TEXT EXTRACT:
┌──
Thursday 6 October 2016

Meditation not always easy but worthwhile. Examples help

www.justthisday.org
Ian Mason
When there is a lot going on in your house or in your head, meditation may be the last thing you WANT to do.  You may want to sort out the washing, the huge pile of ironing, you might be making a very important deal or there might be a most exciting thing you want to join in.  It is so difficult to leave a cheery gathering even if no-one is going to notice you slipping off for half an hour.  And then if you  start, your head stuff may want to come to.  If a problem slips in to your mind, it can be magnified a hundred times and played and replayed.  Of course, there are peaceful times when you easily leave things behind and meditation is a delight.  But it isn't there to always give delight, it is a bit like any relationship, you just have to work at it and when the worry or the enticing thought of holidays or wonderful creative possibilities comes in, you have to park them over and over again and make sure you are preferring the space where these things don't belong.  In fact, the effort is really in cooking them up but it seems the other way round, the effort to be still is a non effort, it is just a stopping, stopping, stopping, again and again and again.  Plus, it is only for 30 minutes twice a day, that leaves lots of time for everything else.
Lama Zangmo
Father Laurence Freeman
If I told you that your 30 minutes wasn't just making you better but was possibly creating a feeling for quiet for others to use when they needed it, when they were ill or were anxious or felt sad, wouldn't that be a spur to carry on?
└──
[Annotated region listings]
┌──
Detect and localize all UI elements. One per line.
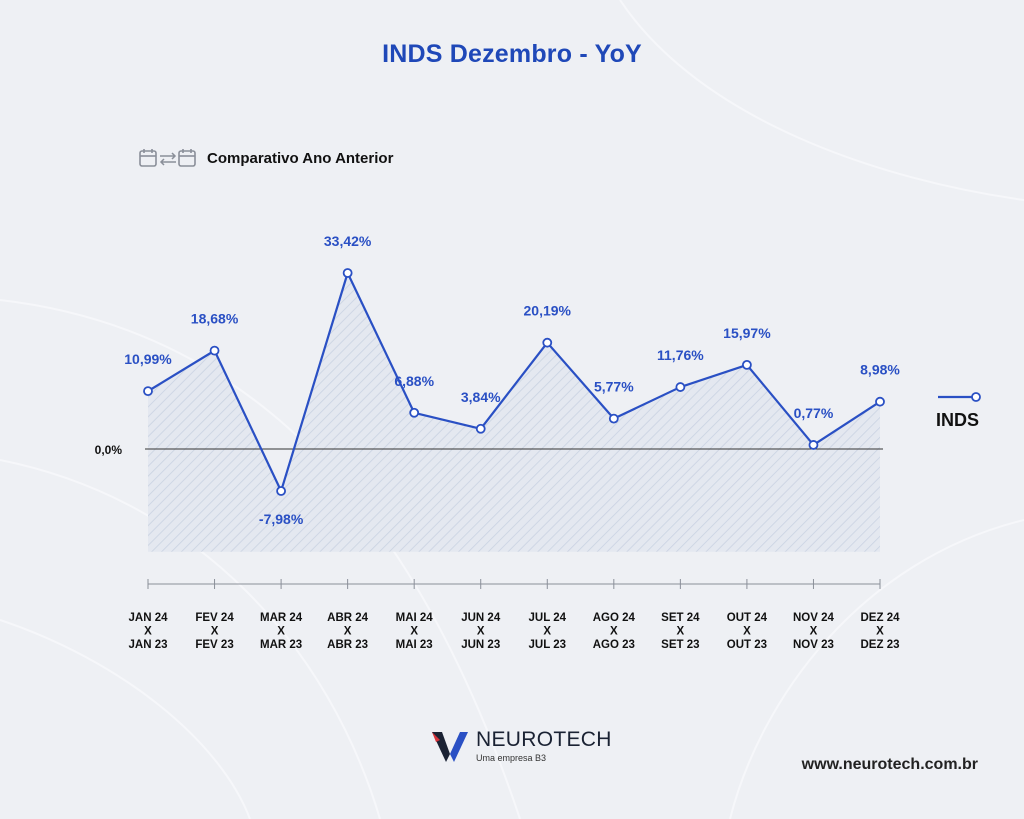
x-tick-label: FEV 24 [195,612,234,624]
x-tick-label: JUN 23 [461,639,500,651]
x-tick-label: X [876,626,884,638]
data-point [342,268,353,278]
x-tick-label: JAN 23 [129,639,168,651]
data-point [209,345,220,356]
data-label: 8,98% [860,362,900,378]
x-tick-label: SET 24 [661,612,700,624]
x-tick-label: X [677,626,685,638]
data-point [742,359,752,370]
x-tick-label: OUT 24 [727,612,768,624]
x-tick-label: X [144,626,152,638]
data-label: 5,77% [594,379,634,395]
x-tick-label: JUL 23 [529,639,567,651]
x-tick-label: JUN 24 [461,612,501,624]
data-label: 11,76% [657,347,704,363]
x-tick-label: X [543,626,551,638]
x-tick-label: MAI 23 [396,639,433,651]
x-tick-label: X [277,626,285,638]
data-point [608,413,619,424]
data-point [143,386,153,397]
legend-label: INDS [936,410,980,430]
data-label: -7,98% [259,511,304,527]
logo-tagline: Uma empresa B3 [476,753,547,763]
x-tick-label: OUT 23 [727,639,767,651]
series-line-inds [147,271,881,493]
x-tick-label: X [810,626,818,638]
data-label: 33,42% [324,233,372,249]
x-tick-label: X [610,626,618,638]
x-tick-label: X [211,626,219,638]
data-label: 20,19% [524,303,572,319]
chart-subtitle: Comparativo Ano Anterior [139,147,393,169]
x-tick-label: JAN 24 [129,612,169,624]
data-point [409,407,420,418]
data-point [542,337,553,348]
data-point [808,440,819,450]
x-tick-label: MAI 24 [396,612,434,624]
x-tick-label: AGO 24 [593,612,636,624]
data-label: 3,84% [461,389,501,405]
x-tick-label: ABR 23 [327,639,368,651]
x-tick-label: MAR 23 [260,639,302,651]
x-tick-label: JUL 24 [529,612,567,624]
x-tick-label: ABR 24 [327,612,369,624]
data-label: 0,77% [794,405,834,421]
data-label: 15,97% [723,325,771,341]
logo-name: NEUROTECH [476,728,612,751]
neurotech-logo: NEUROTECH Uma empresa B3 [430,728,612,764]
subtitle-text: Comparativo Ano Anterior [207,149,394,167]
x-tick-label: X [410,626,418,638]
x-tick-label: NOV 23 [793,639,834,651]
page-title: INDS Dezembro - YoY [382,40,642,68]
calendar-compare-icon [139,149,196,167]
x-tick-label: FEV 23 [195,639,233,651]
x-tick-label: X [344,626,352,638]
x-tick-label: X [477,626,485,638]
data-label: 10,99% [124,351,172,367]
data-point [475,423,486,434]
x-tick-label: DEZ 24 [861,612,901,624]
data-label: 6,88% [394,373,434,389]
website-link[interactable]: www.neurotech.com.br [801,756,978,773]
data-point [675,382,686,392]
legend-point-marker [971,392,981,402]
data-point [276,486,286,496]
area-fill [148,273,880,552]
x-tick-label: AGO 23 [593,639,635,651]
x-tick-label: NOV 24 [793,612,835,624]
x-tick-label: SET 23 [661,639,699,651]
neurotech-logo-icon [432,732,468,762]
x-tick-label: X [743,626,751,638]
data-point [875,396,885,407]
x-tick-label: DEZ 23 [861,639,900,651]
data-label: 18,68% [191,311,239,327]
baseline-label: 0,0% [95,443,123,457]
x-tick-label: MAR 24 [260,612,303,624]
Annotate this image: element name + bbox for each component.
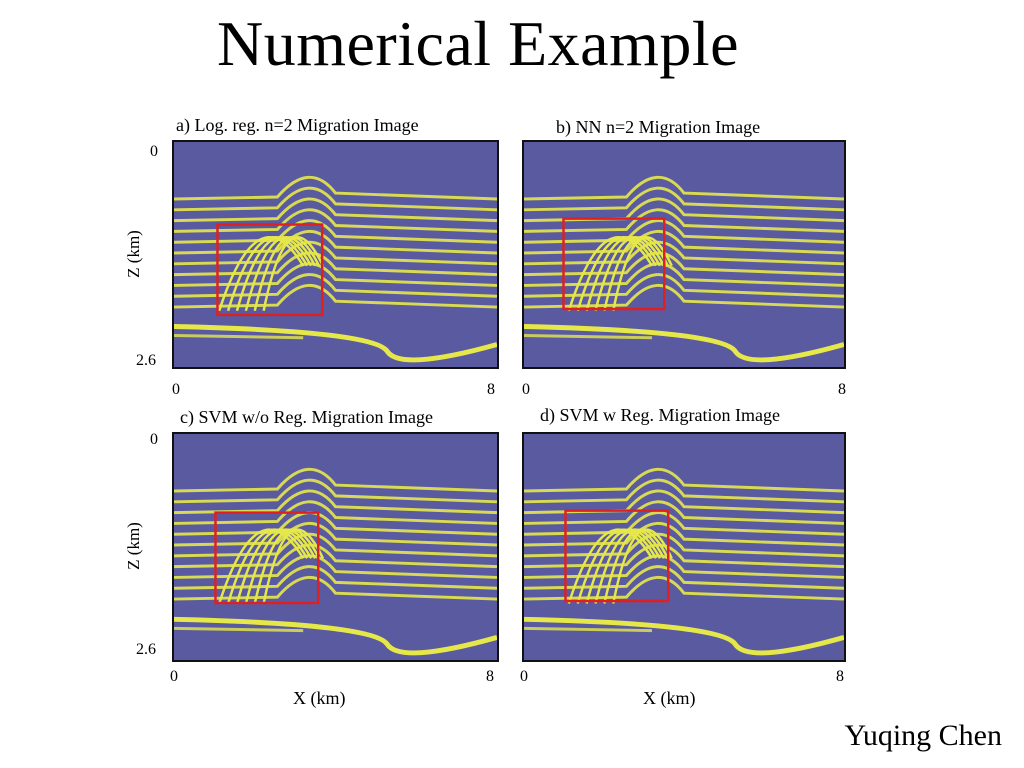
slide-title: Numerical Example bbox=[216, 8, 740, 79]
panel-a-title: a) Log. reg. n=2 Migration Image bbox=[176, 115, 419, 135]
panel-c-z-bottom-tick: 2.6 bbox=[136, 641, 156, 658]
panel-c-x-left-tick: 0 bbox=[170, 668, 178, 685]
panel-a-z-bottom-tick: 2.6 bbox=[136, 352, 156, 369]
panel-a-z-top-tick: 0 bbox=[150, 143, 158, 160]
panel-c-seismic-image bbox=[174, 434, 497, 660]
author-name: Yuqing Chen bbox=[844, 719, 1003, 752]
panel-b-migration-image bbox=[522, 140, 846, 369]
panel-c-z-axis-label: Z (km) bbox=[124, 522, 143, 570]
panel-d-title: d) SVM w Reg. Migration Image bbox=[540, 405, 780, 425]
panel-d-migration-image bbox=[522, 432, 846, 662]
panel-a-migration-image bbox=[172, 140, 499, 369]
panel-b-x-left-tick: 0 bbox=[522, 381, 530, 398]
panel-c-x-right-tick: 8 bbox=[486, 668, 494, 685]
panel-d-x-axis-label: X (km) bbox=[643, 688, 696, 708]
panel-d-seismic-image bbox=[524, 434, 844, 660]
panel-a-x-left-tick: 0 bbox=[172, 381, 180, 398]
panel-c-z-top-tick: 0 bbox=[150, 431, 158, 448]
panel-b-seismic-image bbox=[524, 142, 844, 367]
panel-a-x-right-tick: 8 bbox=[487, 381, 495, 398]
panel-b-x-right-tick: 8 bbox=[838, 381, 846, 398]
panel-d-x-right-tick: 8 bbox=[836, 668, 844, 685]
panel-a-z-axis-label: Z (km) bbox=[124, 230, 143, 278]
panel-c-x-axis-label: X (km) bbox=[293, 688, 346, 708]
panel-a-seismic-image bbox=[174, 142, 497, 367]
panel-c-migration-image bbox=[172, 432, 499, 662]
panel-c-title: c) SVM w/o Reg. Migration Image bbox=[180, 407, 433, 427]
panel-d-x-left-tick: 0 bbox=[520, 668, 528, 685]
panel-b-title: b) NN n=2 Migration Image bbox=[556, 117, 761, 137]
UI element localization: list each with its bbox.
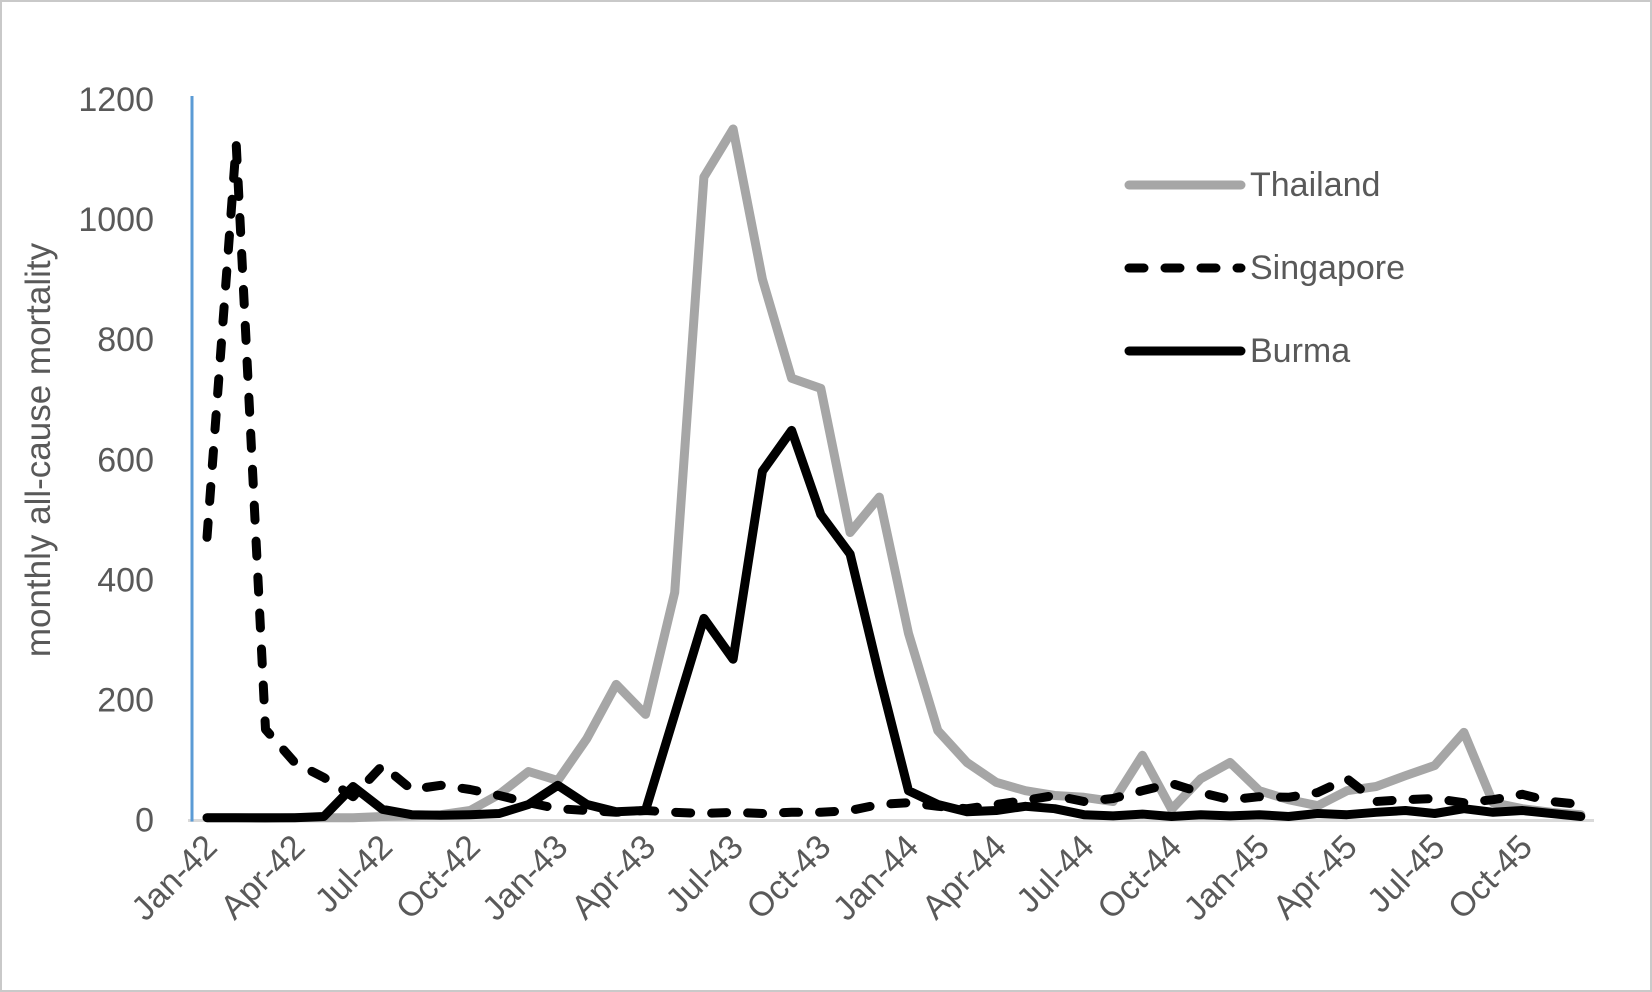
x-tick-label: Jan-45 — [1177, 828, 1277, 928]
x-tick-label: Jul-44 — [1009, 828, 1101, 920]
y-axis-title: monthly all-cause mortality — [19, 242, 58, 658]
x-tick-label: Oct-45 — [1441, 828, 1540, 927]
x-tick-label: Jul-43 — [658, 828, 750, 920]
y-tick-label: 200 — [97, 681, 154, 719]
y-tick-label: 1000 — [78, 201, 154, 239]
x-tick-label: Jan-43 — [475, 828, 575, 928]
legend-item-burma: Burma — [1124, 330, 1405, 372]
x-tick-label: Jan-44 — [826, 828, 926, 928]
legend-line-sample-thailand — [1124, 180, 1246, 190]
legend-label-singapore: Singapore — [1250, 248, 1406, 287]
x-tick-label: Oct-44 — [1090, 828, 1189, 927]
y-tick-label: 800 — [97, 321, 154, 359]
legend-item-singapore: Singapore — [1124, 247, 1405, 289]
x-tick-label: Jul-42 — [308, 828, 400, 920]
x-tick-label: Oct-42 — [389, 828, 488, 927]
series-line-burma — [202, 425, 1586, 823]
x-tick-label: Jan-42 — [124, 828, 224, 928]
legend-line-sample-singapore — [1124, 263, 1246, 273]
y-tick-label: 0 — [135, 802, 154, 840]
legend-label-burma: Burma — [1250, 331, 1351, 370]
y-tick-label: 1200 — [78, 81, 154, 119]
series-line-singapore — [202, 139, 1586, 818]
y-tick-label: 400 — [97, 561, 154, 599]
x-tick-label: Apr-42 — [213, 828, 312, 927]
legend-line-sample-burma — [1124, 346, 1246, 356]
x-tick-label: Jul-45 — [1360, 828, 1452, 920]
x-tick-label: Apr-43 — [564, 828, 663, 927]
x-tick-label: Oct-43 — [739, 828, 838, 927]
legend: Thailand Singapore Burma — [1124, 164, 1405, 413]
x-tick-label: Apr-45 — [1266, 828, 1365, 927]
x-tick-label: Apr-44 — [915, 828, 1014, 927]
y-tick-label: 600 — [97, 441, 154, 479]
legend-label-thailand: Thailand — [1250, 165, 1381, 204]
legend-item-thailand: Thailand — [1124, 164, 1405, 206]
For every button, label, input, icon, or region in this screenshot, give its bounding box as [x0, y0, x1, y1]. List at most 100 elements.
└──
EXERCISE DESCRIPTION:
Copy out the full meditation post above word for word.

EXERCISE RESULT:
Thursday 6 October 2016

Meditation not always easy but worthwhile. Examples help

www.justthisday.org
Ian Mason
When there is a lot going on in your house or in your head, meditation may be the last thing you WANT to do.  You may want to sort out the washing, the huge pile of ironing, you might be making a very important deal or there might be a most exciting thing you want to join in.  It is so difficult to leave a cheery gathering even if no-one is going to notice you slipping off for half an hour.  And then if you  start, your head stuff may want to come to.  If a problem slips in to your mind, it can be magnified a hundred times and played and replayed.  Of course, there are peaceful times when you easily leave things behind and meditation is a delight.  But it isn't there to always give delight, it is a bit like any relationship, you just have to work at it and when the worry or the enticing thought of holidays or wonderful creative possibilities comes in, you have to park them over and over again and make sure you are preferring the space where these things don't belong.  In fact, the effort is really in cooking them up but it seems the other way round, the effort to be still is a non effort, it is just a stopping, stopping, stopping, again and again and again.  Plus, it is only for 30 minutes twice a day, that leaves lots of time for everything else.
Lama Zangmo
Father Laurence Freeman
If I told you that your 30 minutes wasn't just making you better but was possibly creating a feeling for quiet for others to use when they needed it, when they were ill or were anxious or felt sad, wouldn't that be a spur to carry on?